> **WHAT YOU NEED TO DO**: Every line below should be repeated exactly.

> **INPUT ROWS**:
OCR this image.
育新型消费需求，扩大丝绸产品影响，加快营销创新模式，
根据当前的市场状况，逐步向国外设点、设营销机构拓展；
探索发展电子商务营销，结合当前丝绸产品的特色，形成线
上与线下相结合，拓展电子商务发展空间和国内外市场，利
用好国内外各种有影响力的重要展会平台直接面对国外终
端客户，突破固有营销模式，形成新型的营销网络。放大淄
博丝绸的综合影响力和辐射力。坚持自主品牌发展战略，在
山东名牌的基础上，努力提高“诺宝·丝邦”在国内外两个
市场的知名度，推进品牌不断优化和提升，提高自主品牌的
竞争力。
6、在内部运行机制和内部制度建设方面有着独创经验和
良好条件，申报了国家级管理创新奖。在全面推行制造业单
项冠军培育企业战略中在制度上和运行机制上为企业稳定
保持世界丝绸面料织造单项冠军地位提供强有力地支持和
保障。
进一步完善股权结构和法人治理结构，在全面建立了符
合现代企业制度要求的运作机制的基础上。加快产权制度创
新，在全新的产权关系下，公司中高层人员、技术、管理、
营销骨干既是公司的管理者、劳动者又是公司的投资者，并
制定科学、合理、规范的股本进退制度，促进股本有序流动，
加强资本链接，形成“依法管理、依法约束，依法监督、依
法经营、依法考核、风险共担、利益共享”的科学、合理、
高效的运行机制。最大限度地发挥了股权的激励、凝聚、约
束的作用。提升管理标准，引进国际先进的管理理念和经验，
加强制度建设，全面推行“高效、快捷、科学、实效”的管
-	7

> **EXPECTED ANSWER**:
OCR this image.
育新型消费需求，扩大丝绸产品影响，加快营销创新模式，
根据当前的市场状况，逐步向国外设点、设营销机构拓展；
探索发展电子商务营销，结合当前丝绸产品的特色，形成线
上与线下相结合，拓展电子商务发展空间和国内外市场，利
用好国内外各种有影响力的重要展会平台直接面对国外终
端客户，突破固有营销模式，形成新型的营销网络。放大淄
博丝绸的综合影响力和辐射力。坚持自主品牌发展战略，在
山东名牌的基础上，努力提高“诺宝·丝邦”在国内外两个
市场的知名度，推进品牌不断优化和提升，提高自主品牌的
竞争力。
6、在内部运行机制和内部制度建设方面有着独创经验和
良好条件，申报了国家级管理创新奖。在全面推行制造业单
项冠军培育企业战略中在制度上和运行机制上为企业稳定
保持世界丝绸面料织造单项冠军地位提供强有力地支持和
保障。
进一步完善股权结构和法人治理结构，在全面建立了符
合现代企业制度要求的运作机制的基础上。加快产权制度创
新，在全新的产权关系下，公司中高层人员、技术、管理、
营销骨干既是公司的管理者、劳动者又是公司的投资者，并
制定科学、合理、规范的股本进退制度，促进股本有序流动，
加强资本链接，形成“依法管理、依法约束，依法监督、依
法经营、依法考核、风险共担、利益共享”的科学、合理、
高效的运行机制。最大限度地发挥了股权的激励、凝聚、约
束的作用。提升管理标准，引进国际先进的管理理念和经验，
加强制度建设，全面推行“高效、快捷、科学、实效”的管
-	7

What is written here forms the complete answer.